# What you have to do:
Report how many lines in the records hold the string "name"; give the number and nothing else.

Start of The input

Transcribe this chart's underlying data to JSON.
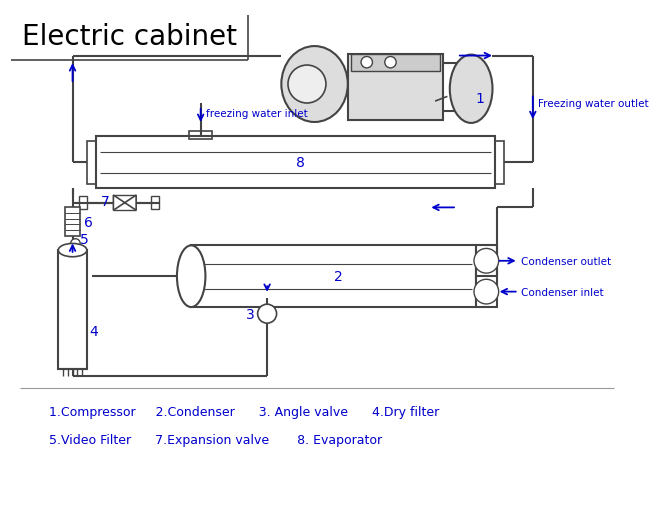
{
  "title": "Electric cabinet",
  "title_font": "Courier New",
  "title_fontsize": 20,
  "blue": "#0000CC",
  "line_color": "#444444",
  "bg_color": "#FFFFFF",
  "legend_lines": [
    "1.Compressor     2.Condenser      3. Angle valve      4.Dry filter",
    "5.Video Filter      7.Expansion valve       8. Evaporator"
  ]
}
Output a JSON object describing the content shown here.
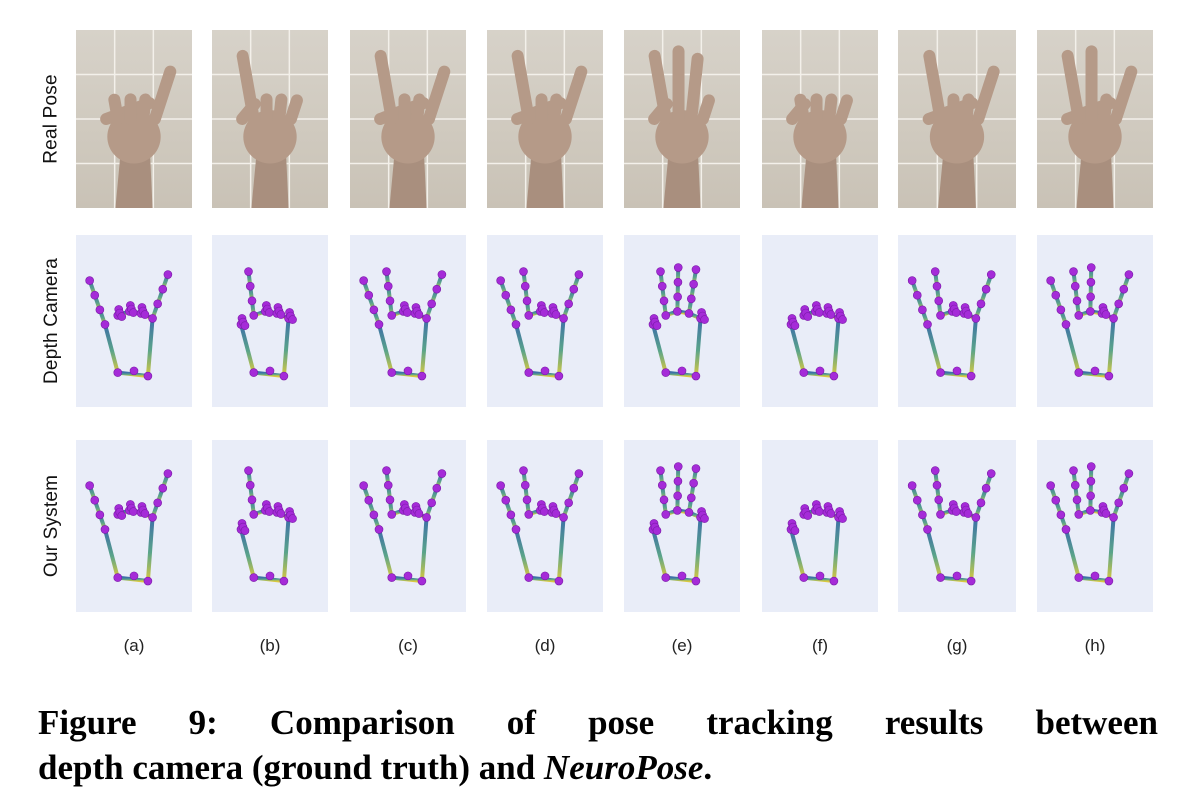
{
  "figure": {
    "row_labels": [
      "Real Pose",
      "Depth Camera",
      "Our System"
    ],
    "column_labels": [
      "(a)",
      "(b)",
      "(c)",
      "(d)",
      "(e)",
      "(f)",
      "(g)",
      "(h)"
    ],
    "gestures": [
      {
        "id": "a",
        "thumb": 1,
        "index": 0,
        "middle": 0,
        "ring": 0,
        "pinky": 1
      },
      {
        "id": "b",
        "thumb": 0,
        "index": 1,
        "middle": 0,
        "ring": 0,
        "pinky": 0
      },
      {
        "id": "c",
        "thumb": 1,
        "index": 1,
        "middle": 0,
        "ring": 0,
        "pinky": 1
      },
      {
        "id": "d",
        "thumb": 1,
        "index": 1,
        "middle": 0,
        "ring": 0,
        "pinky": 1
      },
      {
        "id": "e",
        "thumb": 0,
        "index": 1,
        "middle": 1,
        "ring": 1,
        "pinky": 0
      },
      {
        "id": "f",
        "thumb": 0,
        "index": 0,
        "middle": 0,
        "ring": 0,
        "pinky": 0
      },
      {
        "id": "g",
        "thumb": 1,
        "index": 1,
        "middle": 0,
        "ring": 0,
        "pinky": 1
      },
      {
        "id": "h",
        "thumb": 1,
        "index": 1,
        "middle": 1,
        "ring": 0,
        "pinky": 1
      }
    ],
    "colors": {
      "photo_background": "#d2ccc2",
      "skin": "#b59a88",
      "skeleton_background": "#e9edf8",
      "joint": "#a52bd8",
      "bone_top": "#3d6fa8",
      "bone_bottom": "#d9c93f"
    }
  },
  "caption": {
    "words_line1": [
      "Figure",
      "9:",
      "Comparison",
      "of",
      "pose",
      "tracking",
      "results",
      "between"
    ],
    "line2_text": "depth camera (ground truth) and ",
    "line2_italic": "NeuroPose",
    "line2_end": "."
  }
}
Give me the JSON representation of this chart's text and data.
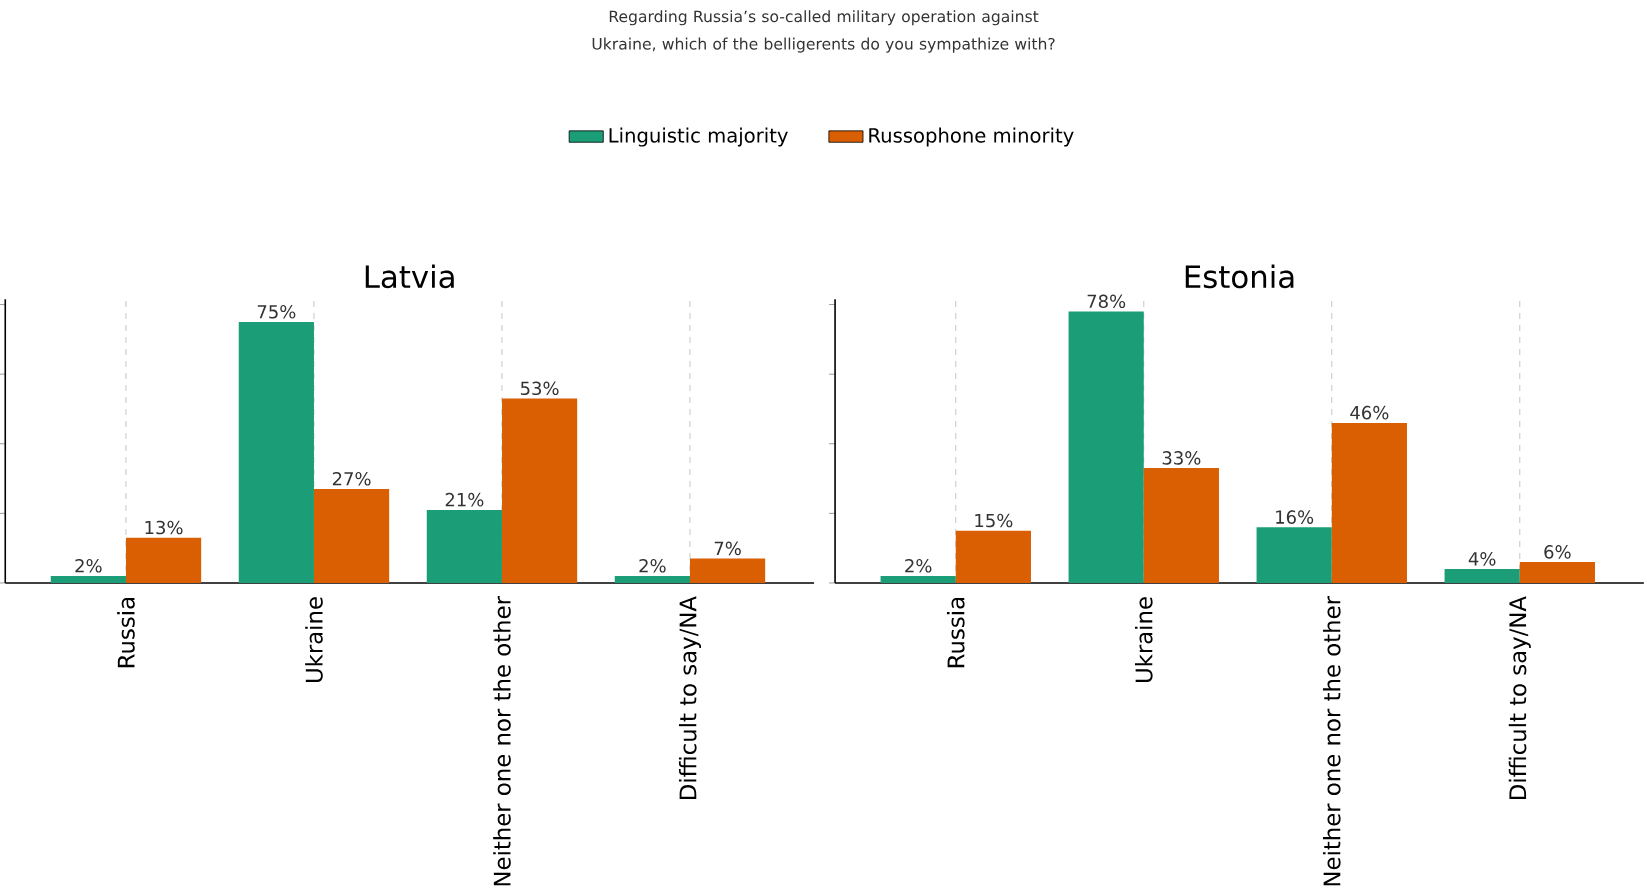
{
  "chart_data": [
    {
      "type": "bar",
      "title": "Latvia",
      "annotations": [
        "Regarding Russia’s so-called military operation against Ukraine, which of the belligerents do you sympathize with?"
      ],
      "categories": [
        "Russia",
        "Ukraine",
        "Neither one nor the other",
        "Difficult to say/NA"
      ],
      "series": [
        {
          "name": "Linguistic majority",
          "color": "#1b9e77",
          "values": [
            2,
            75,
            21,
            2
          ],
          "value_labels": [
            "2%",
            "75%",
            "21%",
            "2%"
          ]
        },
        {
          "name": "Russophone minority",
          "color": "#d95f02",
          "values": [
            13,
            27,
            53,
            7
          ],
          "value_labels": [
            "13%",
            "27%",
            "53%",
            "7%"
          ]
        }
      ],
      "ylim": [
        0,
        81.5
      ],
      "yticks": [
        {
          "value": 0,
          "label": null
        },
        {
          "value": 20,
          "label": null
        },
        {
          "value": 40,
          "label": null
        },
        {
          "value": 60,
          "label": null
        },
        {
          "value": 80,
          "label": null
        }
      ],
      "tick_labels": "x",
      "grid": "x",
      "legend": "top"
    },
    {
      "type": "bar",
      "title": "Estonia",
      "categories": [
        "Russia",
        "Ukraine",
        "Neither one nor the other",
        "Difficult to say/NA"
      ],
      "series": [
        {
          "color": "#1b9e77",
          "values": [
            2,
            78,
            16,
            4
          ],
          "value_labels": [
            "2%",
            "78%",
            "16%",
            "4%"
          ]
        },
        {
          "color": "#d95f02",
          "values": [
            15,
            33,
            46,
            6
          ],
          "value_labels": [
            "15%",
            "33%",
            "46%",
            "6%"
          ]
        }
      ],
      "ylim": [
        0,
        81.5
      ],
      "yticks": [
        {
          "value": 0,
          "label": null
        },
        {
          "value": 20,
          "label": null
        },
        {
          "value": 40,
          "label": null
        },
        {
          "value": 60,
          "label": null
        },
        {
          "value": 80,
          "label": null
        }
      ],
      "tick_labels": "x",
      "grid": "x"
    }
  ]
}
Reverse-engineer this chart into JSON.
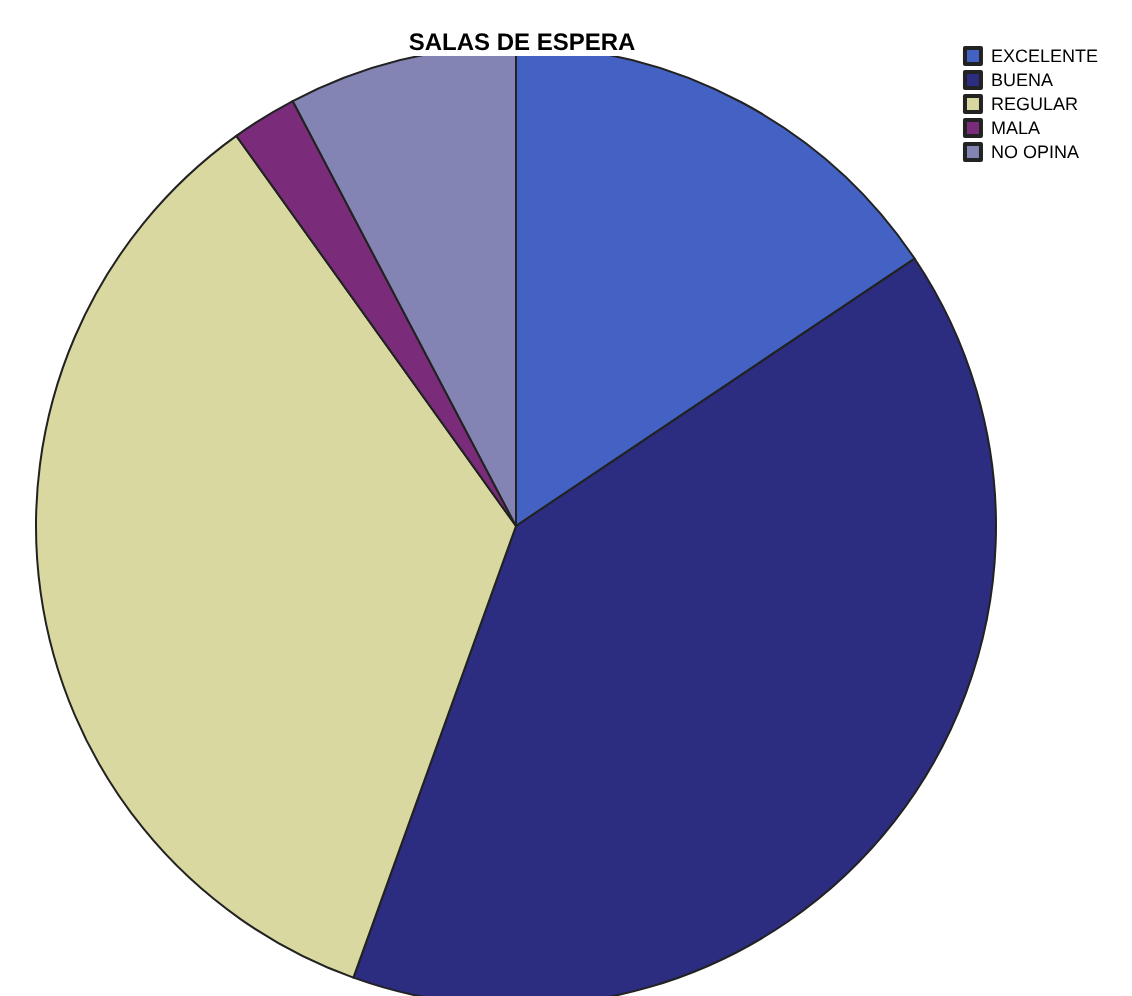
{
  "chart_data": {
    "type": "pie",
    "title": "SALAS DE ESPERA",
    "categories": [
      "EXCELENTE",
      "BUENA",
      "REGULAR",
      "MALA",
      "NO OPINA"
    ],
    "values": [
      15.6,
      39.9,
      34.6,
      2.2,
      7.7
    ],
    "colors": [
      "#4462c4",
      "#2c2c80",
      "#d8d8a0",
      "#7a2c7a",
      "#8484b4"
    ],
    "legend": "top right"
  }
}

End of The input

# The response:
2